• [課題の要件]:
リストの冒頭から「records-tick: 628ms: [970, 519, 1021, 536]」を含む行までを、その行も含めて一字一句変えずに書き写してください。

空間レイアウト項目
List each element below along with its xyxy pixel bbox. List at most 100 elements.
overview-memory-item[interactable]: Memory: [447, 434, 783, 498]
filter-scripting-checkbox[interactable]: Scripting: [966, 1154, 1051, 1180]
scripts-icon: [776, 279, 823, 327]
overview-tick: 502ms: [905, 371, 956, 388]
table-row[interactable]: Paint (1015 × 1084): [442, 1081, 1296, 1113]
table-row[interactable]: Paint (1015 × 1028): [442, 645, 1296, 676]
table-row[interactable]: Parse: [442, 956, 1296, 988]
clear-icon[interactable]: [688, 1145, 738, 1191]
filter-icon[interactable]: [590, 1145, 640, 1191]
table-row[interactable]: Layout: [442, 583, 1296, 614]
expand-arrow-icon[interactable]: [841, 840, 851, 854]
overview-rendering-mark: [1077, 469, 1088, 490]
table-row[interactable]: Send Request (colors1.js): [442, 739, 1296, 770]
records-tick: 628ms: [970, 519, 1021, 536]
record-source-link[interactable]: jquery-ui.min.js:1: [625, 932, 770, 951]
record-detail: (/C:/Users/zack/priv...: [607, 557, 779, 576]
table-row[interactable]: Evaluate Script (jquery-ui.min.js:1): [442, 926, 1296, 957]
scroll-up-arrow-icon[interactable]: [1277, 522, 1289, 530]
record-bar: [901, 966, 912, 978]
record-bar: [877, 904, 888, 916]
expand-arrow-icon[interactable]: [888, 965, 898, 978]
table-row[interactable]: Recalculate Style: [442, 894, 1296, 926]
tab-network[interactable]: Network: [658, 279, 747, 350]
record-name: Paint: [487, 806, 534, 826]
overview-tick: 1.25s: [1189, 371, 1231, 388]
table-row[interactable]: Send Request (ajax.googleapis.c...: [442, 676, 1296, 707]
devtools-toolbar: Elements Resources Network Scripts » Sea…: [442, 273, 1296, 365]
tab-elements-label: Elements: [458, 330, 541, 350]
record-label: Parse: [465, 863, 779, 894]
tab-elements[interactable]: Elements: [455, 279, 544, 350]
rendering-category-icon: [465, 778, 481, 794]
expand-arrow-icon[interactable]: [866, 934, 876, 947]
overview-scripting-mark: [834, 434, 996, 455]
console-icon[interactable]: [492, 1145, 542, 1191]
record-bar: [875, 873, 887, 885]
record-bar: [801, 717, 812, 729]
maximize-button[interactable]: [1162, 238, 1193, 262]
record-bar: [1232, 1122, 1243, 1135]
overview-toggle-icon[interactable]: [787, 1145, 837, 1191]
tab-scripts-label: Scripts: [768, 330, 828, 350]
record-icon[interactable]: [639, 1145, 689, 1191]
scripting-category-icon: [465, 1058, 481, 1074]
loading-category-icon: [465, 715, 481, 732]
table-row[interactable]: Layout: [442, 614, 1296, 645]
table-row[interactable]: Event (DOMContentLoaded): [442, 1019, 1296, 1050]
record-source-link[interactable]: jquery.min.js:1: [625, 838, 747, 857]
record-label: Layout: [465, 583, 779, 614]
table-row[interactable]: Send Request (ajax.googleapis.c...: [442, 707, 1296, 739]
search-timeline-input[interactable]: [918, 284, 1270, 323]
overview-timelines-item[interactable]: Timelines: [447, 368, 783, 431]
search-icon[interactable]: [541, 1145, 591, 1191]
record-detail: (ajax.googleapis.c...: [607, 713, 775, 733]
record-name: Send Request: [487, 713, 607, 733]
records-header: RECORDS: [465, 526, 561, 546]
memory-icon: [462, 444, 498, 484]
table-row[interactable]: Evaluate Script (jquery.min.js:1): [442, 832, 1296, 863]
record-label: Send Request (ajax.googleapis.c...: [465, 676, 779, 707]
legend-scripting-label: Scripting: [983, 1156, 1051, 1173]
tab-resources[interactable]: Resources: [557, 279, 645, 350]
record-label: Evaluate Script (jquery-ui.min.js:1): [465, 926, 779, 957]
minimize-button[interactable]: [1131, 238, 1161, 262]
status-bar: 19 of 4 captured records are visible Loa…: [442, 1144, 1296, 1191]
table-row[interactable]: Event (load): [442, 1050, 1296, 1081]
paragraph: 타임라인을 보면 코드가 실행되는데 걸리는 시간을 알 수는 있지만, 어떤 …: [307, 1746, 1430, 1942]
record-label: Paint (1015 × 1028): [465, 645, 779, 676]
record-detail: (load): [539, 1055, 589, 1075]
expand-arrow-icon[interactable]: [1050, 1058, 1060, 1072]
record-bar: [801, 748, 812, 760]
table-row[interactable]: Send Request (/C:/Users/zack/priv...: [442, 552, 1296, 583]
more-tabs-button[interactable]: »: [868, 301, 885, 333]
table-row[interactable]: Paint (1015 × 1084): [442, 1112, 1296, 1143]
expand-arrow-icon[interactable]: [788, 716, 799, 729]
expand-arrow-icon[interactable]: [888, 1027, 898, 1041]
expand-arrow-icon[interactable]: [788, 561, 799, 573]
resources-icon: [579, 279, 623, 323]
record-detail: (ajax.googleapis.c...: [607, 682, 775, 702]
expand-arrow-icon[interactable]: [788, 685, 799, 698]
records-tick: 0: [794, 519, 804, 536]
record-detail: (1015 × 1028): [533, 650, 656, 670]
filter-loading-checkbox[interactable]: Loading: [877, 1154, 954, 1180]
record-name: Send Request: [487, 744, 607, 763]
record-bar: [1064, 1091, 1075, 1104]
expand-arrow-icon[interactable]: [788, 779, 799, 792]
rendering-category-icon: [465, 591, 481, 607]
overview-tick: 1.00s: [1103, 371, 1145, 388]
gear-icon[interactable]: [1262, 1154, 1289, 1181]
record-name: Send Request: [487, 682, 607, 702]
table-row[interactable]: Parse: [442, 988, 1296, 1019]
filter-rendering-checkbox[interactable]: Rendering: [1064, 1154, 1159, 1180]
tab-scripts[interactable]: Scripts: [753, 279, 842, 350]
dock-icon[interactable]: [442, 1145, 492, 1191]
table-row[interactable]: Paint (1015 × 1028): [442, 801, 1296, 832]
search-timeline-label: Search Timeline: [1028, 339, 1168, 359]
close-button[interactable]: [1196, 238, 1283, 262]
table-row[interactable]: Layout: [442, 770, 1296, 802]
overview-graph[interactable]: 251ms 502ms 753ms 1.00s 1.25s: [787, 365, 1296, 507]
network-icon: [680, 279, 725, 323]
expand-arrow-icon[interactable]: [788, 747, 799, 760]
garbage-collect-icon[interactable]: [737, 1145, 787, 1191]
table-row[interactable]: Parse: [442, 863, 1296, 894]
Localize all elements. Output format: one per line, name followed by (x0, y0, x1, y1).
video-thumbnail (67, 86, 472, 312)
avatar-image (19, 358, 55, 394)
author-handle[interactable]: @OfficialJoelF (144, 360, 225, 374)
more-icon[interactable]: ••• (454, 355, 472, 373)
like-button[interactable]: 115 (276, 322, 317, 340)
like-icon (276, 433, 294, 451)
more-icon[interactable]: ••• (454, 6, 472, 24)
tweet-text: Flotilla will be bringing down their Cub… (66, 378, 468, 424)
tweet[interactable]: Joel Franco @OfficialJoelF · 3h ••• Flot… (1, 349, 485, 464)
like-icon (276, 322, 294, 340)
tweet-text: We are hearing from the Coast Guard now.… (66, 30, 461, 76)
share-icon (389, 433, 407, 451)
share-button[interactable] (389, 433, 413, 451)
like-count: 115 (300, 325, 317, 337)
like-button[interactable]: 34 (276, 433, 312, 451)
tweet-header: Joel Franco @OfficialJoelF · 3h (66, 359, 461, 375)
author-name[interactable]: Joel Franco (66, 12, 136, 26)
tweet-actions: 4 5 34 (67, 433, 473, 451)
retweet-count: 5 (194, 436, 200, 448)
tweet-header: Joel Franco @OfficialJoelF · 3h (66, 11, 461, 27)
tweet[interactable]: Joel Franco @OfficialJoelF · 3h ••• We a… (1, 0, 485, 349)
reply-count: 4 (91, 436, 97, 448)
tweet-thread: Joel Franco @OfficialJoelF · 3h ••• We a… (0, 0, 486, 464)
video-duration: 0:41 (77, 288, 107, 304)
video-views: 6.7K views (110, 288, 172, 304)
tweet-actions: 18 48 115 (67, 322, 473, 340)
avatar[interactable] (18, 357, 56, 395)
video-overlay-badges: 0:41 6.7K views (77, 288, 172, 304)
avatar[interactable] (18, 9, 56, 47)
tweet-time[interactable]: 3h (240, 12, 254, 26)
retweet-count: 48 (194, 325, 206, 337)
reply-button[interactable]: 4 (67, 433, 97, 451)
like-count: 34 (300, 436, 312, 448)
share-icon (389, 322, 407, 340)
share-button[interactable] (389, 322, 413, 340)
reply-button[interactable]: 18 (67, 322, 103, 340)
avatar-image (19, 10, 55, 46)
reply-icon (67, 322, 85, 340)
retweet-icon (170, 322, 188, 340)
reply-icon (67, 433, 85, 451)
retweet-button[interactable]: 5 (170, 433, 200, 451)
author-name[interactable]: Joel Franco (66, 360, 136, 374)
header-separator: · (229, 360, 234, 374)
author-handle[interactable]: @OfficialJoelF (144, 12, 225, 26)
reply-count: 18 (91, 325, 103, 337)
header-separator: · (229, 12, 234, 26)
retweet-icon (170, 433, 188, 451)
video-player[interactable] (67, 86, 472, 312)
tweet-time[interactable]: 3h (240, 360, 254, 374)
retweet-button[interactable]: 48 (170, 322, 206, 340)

• [課題への解答]:
List each element below along with its xyxy pixel bbox. List at most 100 elements.
overview-memory-item[interactable]: Memory: [447, 434, 783, 498]
filter-scripting-checkbox[interactable]: Scripting: [966, 1154, 1051, 1180]
scripts-icon: [776, 279, 823, 327]
overview-tick: 502ms: [905, 371, 956, 388]
table-row[interactable]: Paint (1015 × 1084): [442, 1081, 1296, 1113]
table-row[interactable]: Paint (1015 × 1028): [442, 645, 1296, 676]
table-row[interactable]: Parse: [442, 956, 1296, 988]
clear-icon[interactable]: [688, 1145, 738, 1191]
filter-icon[interactable]: [590, 1145, 640, 1191]
table-row[interactable]: Layout: [442, 583, 1296, 614]
expand-arrow-icon[interactable]: [841, 840, 851, 854]
overview-rendering-mark: [1077, 469, 1088, 490]
table-row[interactable]: Send Request (colors1.js): [442, 739, 1296, 770]
records-tick: 628ms: [970, 519, 1021, 536]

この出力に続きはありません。